Task requirements
Here are some entries; quote each one exactly.

Records for the task
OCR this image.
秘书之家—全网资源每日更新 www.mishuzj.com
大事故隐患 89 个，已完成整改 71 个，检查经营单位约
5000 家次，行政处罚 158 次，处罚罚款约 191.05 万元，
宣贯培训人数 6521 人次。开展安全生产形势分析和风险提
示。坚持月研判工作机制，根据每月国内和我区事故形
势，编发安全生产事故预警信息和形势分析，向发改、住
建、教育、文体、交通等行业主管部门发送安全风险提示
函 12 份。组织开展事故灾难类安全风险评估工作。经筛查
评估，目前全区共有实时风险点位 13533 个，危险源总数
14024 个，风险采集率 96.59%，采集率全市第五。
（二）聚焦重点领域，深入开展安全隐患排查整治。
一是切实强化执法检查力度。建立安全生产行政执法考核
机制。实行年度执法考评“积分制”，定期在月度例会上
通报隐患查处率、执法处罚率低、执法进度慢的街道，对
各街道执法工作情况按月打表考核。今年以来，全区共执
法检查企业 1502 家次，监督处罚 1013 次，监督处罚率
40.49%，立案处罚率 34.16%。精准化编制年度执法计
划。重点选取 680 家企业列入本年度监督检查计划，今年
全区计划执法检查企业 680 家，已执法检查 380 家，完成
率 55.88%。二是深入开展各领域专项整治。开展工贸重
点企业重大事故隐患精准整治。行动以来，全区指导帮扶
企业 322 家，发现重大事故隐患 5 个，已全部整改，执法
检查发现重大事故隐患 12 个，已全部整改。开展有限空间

Solution for this task
OCR this image.
秘书之家—全网资源每日更新 www.mishuzj.com
大事故隐患 89 个，已完成整改 71 个，检查经营单位约
5000 家次，行政处罚 158 次，处罚罚款约 191.05 万元，
宣贯培训人数 6521 人次。开展安全生产形势分析和风险提
示。坚持月研判工作机制，根据每月国内和我区事故形
势，编发安全生产事故预警信息和形势分析，向发改、住
建、教育、文体、交通等行业主管部门发送安全风险提示
函 12 份。组织开展事故灾难类安全风险评估工作。经筛查
评估，目前全区共有实时风险点位 13533 个，危险源总数
14024 个，风险采集率 96.59%，采集率全市第五。
（二）聚焦重点领域，深入开展安全隐患排查整治。
一是切实强化执法检查力度。建立安全生产行政执法考核
机制。实行年度执法考评“积分制”，定期在月度例会上
通报隐患查处率、执法处罚率低、执法进度慢的街道，对
各街道执法工作情况按月打表考核。今年以来，全区共执
法检查企业 1502 家次，监督处罚 1013 次，监督处罚率
40.49%，立案处罚率 34.16%。精准化编制年度执法计
划。重点选取 680 家企业列入本年度监督检查计划，今年
全区计划执法检查企业 680 家，已执法检查 380 家，完成
率 55.88%。二是深入开展各领域专项整治。开展工贸重
点企业重大事故隐患精准整治。行动以来，全区指导帮扶
企业 322 家，发现重大事故隐患 5 个，已全部整改，执法
检查发现重大事故隐患 12 个，已全部整改。开展有限空间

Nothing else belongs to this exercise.